Repeat every record below exactly, omitting any pictures.

** Begin INPUT RECORDS **

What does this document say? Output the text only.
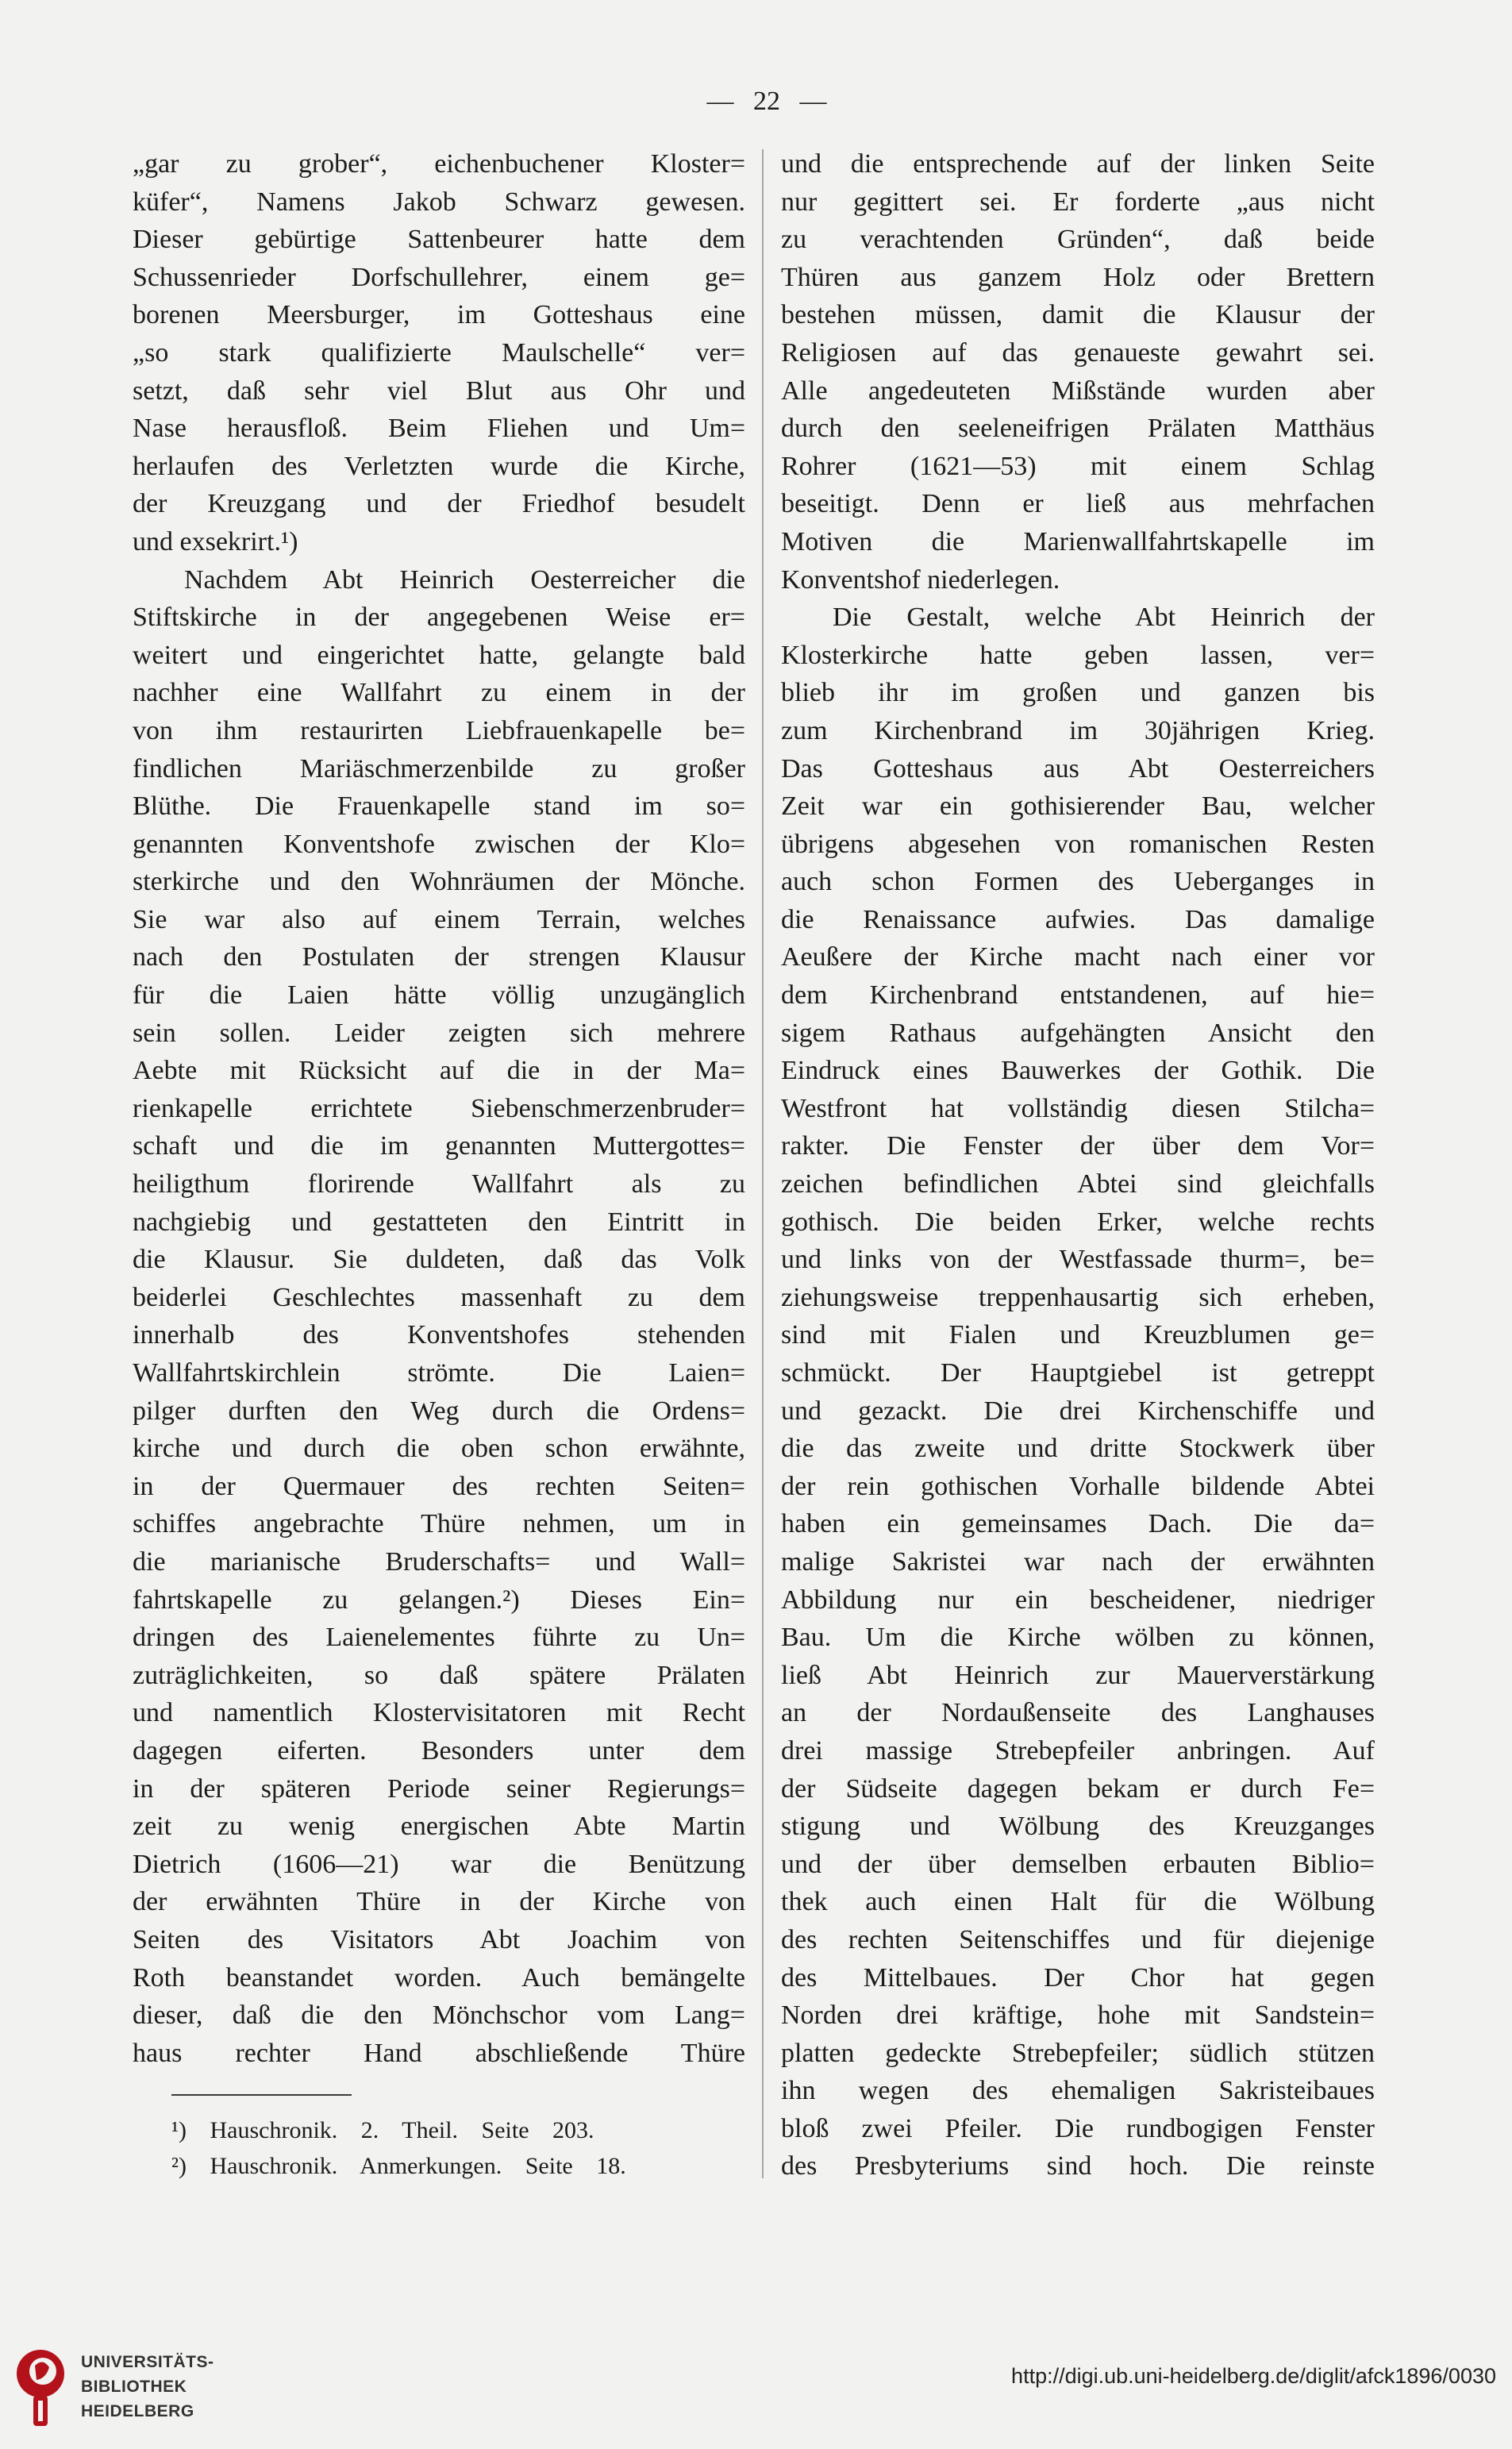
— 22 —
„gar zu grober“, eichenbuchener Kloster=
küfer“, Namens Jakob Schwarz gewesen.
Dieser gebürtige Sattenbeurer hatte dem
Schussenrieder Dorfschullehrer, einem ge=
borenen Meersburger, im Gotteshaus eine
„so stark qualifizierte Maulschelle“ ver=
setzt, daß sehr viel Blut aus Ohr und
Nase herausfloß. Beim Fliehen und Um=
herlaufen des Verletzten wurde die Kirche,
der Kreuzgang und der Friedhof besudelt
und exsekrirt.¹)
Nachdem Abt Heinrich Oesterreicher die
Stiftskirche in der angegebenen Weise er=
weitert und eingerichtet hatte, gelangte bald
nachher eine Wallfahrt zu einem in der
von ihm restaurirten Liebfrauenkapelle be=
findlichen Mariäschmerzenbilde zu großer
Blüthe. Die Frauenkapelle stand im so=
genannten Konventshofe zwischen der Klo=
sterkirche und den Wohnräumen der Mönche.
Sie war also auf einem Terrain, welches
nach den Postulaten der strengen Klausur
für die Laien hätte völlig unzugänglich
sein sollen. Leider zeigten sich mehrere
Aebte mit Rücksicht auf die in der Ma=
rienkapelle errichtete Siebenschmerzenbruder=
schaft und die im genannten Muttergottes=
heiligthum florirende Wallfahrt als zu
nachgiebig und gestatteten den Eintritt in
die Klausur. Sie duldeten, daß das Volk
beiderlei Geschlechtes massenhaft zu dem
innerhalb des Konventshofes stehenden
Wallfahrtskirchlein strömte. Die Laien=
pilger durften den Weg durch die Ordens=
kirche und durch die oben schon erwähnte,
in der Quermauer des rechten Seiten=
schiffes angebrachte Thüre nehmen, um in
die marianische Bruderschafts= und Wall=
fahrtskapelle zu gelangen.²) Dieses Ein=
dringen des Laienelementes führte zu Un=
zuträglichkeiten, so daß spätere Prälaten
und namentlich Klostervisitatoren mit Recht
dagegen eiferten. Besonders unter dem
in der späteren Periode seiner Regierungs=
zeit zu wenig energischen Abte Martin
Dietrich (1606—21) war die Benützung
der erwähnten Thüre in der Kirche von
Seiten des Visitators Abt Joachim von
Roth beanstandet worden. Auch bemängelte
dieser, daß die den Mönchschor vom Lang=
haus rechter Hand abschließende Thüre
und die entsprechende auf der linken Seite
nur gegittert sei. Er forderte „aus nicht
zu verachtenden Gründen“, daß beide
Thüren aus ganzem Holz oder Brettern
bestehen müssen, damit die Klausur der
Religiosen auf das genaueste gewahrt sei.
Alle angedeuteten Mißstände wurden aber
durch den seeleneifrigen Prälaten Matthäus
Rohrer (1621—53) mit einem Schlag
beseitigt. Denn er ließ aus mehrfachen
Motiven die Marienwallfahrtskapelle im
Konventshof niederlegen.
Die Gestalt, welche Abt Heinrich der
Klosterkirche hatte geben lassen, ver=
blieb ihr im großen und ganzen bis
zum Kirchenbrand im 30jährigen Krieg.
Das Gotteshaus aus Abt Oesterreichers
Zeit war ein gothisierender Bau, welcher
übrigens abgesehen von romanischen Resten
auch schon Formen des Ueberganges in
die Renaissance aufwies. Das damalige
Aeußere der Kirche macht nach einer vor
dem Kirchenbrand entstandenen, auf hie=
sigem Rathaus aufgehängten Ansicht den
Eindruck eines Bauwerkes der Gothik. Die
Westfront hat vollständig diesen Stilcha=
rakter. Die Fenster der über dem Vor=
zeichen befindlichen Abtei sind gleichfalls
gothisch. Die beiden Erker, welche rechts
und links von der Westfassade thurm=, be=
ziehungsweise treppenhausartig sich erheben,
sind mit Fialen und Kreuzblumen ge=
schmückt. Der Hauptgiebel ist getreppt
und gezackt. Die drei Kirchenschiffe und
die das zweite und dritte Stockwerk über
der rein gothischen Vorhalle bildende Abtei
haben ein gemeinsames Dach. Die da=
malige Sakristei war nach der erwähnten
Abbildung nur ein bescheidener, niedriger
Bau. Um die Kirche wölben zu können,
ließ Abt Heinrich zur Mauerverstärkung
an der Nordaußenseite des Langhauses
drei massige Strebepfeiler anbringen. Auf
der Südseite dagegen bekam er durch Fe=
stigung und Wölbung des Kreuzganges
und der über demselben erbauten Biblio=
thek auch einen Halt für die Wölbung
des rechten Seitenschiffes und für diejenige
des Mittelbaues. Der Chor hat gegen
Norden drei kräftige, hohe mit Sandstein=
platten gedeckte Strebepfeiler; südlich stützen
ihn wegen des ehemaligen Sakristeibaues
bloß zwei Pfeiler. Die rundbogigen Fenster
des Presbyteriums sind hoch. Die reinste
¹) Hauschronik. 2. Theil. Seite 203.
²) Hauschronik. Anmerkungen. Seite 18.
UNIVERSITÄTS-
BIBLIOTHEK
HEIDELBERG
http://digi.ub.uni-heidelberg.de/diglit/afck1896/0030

** End INPUT RECORDS **

• **IN RESPONSE**
What does this document say? Output the text only.
— 22 —
„gar zu grober“, eichenbuchener Kloster=
küfer“, Namens Jakob Schwarz gewesen.
Dieser gebürtige Sattenbeurer hatte dem
Schussenrieder Dorfschullehrer, einem ge=
borenen Meersburger, im Gotteshaus eine
„so stark qualifizierte Maulschelle“ ver=
setzt, daß sehr viel Blut aus Ohr und
Nase herausfloß. Beim Fliehen und Um=
herlaufen des Verletzten wurde die Kirche,
der Kreuzgang und der Friedhof besudelt
und exsekrirt.¹)
Nachdem Abt Heinrich Oesterreicher die
Stiftskirche in der angegebenen Weise er=
weitert und eingerichtet hatte, gelangte bald
nachher eine Wallfahrt zu einem in der
von ihm restaurirten Liebfrauenkapelle be=
findlichen Mariäschmerzenbilde zu großer
Blüthe. Die Frauenkapelle stand im so=
genannten Konventshofe zwischen der Klo=
sterkirche und den Wohnräumen der Mönche.
Sie war also auf einem Terrain, welches
nach den Postulaten der strengen Klausur
für die Laien hätte völlig unzugänglich
sein sollen. Leider zeigten sich mehrere
Aebte mit Rücksicht auf die in der Ma=
rienkapelle errichtete Siebenschmerzenbruder=
schaft und die im genannten Muttergottes=
heiligthum florirende Wallfahrt als zu
nachgiebig und gestatteten den Eintritt in
die Klausur. Sie duldeten, daß das Volk
beiderlei Geschlechtes massenhaft zu dem
innerhalb des Konventshofes stehenden
Wallfahrtskirchlein strömte. Die Laien=
pilger durften den Weg durch die Ordens=
kirche und durch die oben schon erwähnte,
in der Quermauer des rechten Seiten=
schiffes angebrachte Thüre nehmen, um in
die marianische Bruderschafts= und Wall=
fahrtskapelle zu gelangen.²) Dieses Ein=
dringen des Laienelementes führte zu Un=
zuträglichkeiten, so daß spätere Prälaten
und namentlich Klostervisitatoren mit Recht
dagegen eiferten. Besonders unter dem
in der späteren Periode seiner Regierungs=
zeit zu wenig energischen Abte Martin
Dietrich (1606—21) war die Benützung
der erwähnten Thüre in der Kirche von
Seiten des Visitators Abt Joachim von
Roth beanstandet worden. Auch bemängelte
dieser, daß die den Mönchschor vom Lang=
haus rechter Hand abschließende Thüre
und die entsprechende auf der linken Seite
nur gegittert sei. Er forderte „aus nicht
zu verachtenden Gründen“, daß beide
Thüren aus ganzem Holz oder Brettern
bestehen müssen, damit die Klausur der
Religiosen auf das genaueste gewahrt sei.
Alle angedeuteten Mißstände wurden aber
durch den seeleneifrigen Prälaten Matthäus
Rohrer (1621—53) mit einem Schlag
beseitigt. Denn er ließ aus mehrfachen
Motiven die Marienwallfahrtskapelle im
Konventshof niederlegen.
Die Gestalt, welche Abt Heinrich der
Klosterkirche hatte geben lassen, ver=
blieb ihr im großen und ganzen bis
zum Kirchenbrand im 30jährigen Krieg.
Das Gotteshaus aus Abt Oesterreichers
Zeit war ein gothisierender Bau, welcher
übrigens abgesehen von romanischen Resten
auch schon Formen des Ueberganges in
die Renaissance aufwies. Das damalige
Aeußere der Kirche macht nach einer vor
dem Kirchenbrand entstandenen, auf hie=
sigem Rathaus aufgehängten Ansicht den
Eindruck eines Bauwerkes der Gothik. Die
Westfront hat vollständig diesen Stilcha=
rakter. Die Fenster der über dem Vor=
zeichen befindlichen Abtei sind gleichfalls
gothisch. Die beiden Erker, welche rechts
und links von der Westfassade thurm=, be=
ziehungsweise treppenhausartig sich erheben,
sind mit Fialen und Kreuzblumen ge=
schmückt. Der Hauptgiebel ist getreppt
und gezackt. Die drei Kirchenschiffe und
die das zweite und dritte Stockwerk über
der rein gothischen Vorhalle bildende Abtei
haben ein gemeinsames Dach. Die da=
malige Sakristei war nach der erwähnten
Abbildung nur ein bescheidener, niedriger
Bau. Um die Kirche wölben zu können,
ließ Abt Heinrich zur Mauerverstärkung
an der Nordaußenseite des Langhauses
drei massige Strebepfeiler anbringen. Auf
der Südseite dagegen bekam er durch Fe=
stigung und Wölbung des Kreuzganges
und der über demselben erbauten Biblio=
thek auch einen Halt für die Wölbung
des rechten Seitenschiffes und für diejenige
des Mittelbaues. Der Chor hat gegen
Norden drei kräftige, hohe mit Sandstein=
platten gedeckte Strebepfeiler; südlich stützen
ihn wegen des ehemaligen Sakristeibaues
bloß zwei Pfeiler. Die rundbogigen Fenster
des Presbyteriums sind hoch. Die reinste
¹) Hauschronik. 2. Theil. Seite 203.
²) Hauschronik. Anmerkungen. Seite 18.
UNIVERSITÄTS-
BIBLIOTHEK
HEIDELBERG
http://digi.ub.uni-heidelberg.de/diglit/afck1896/0030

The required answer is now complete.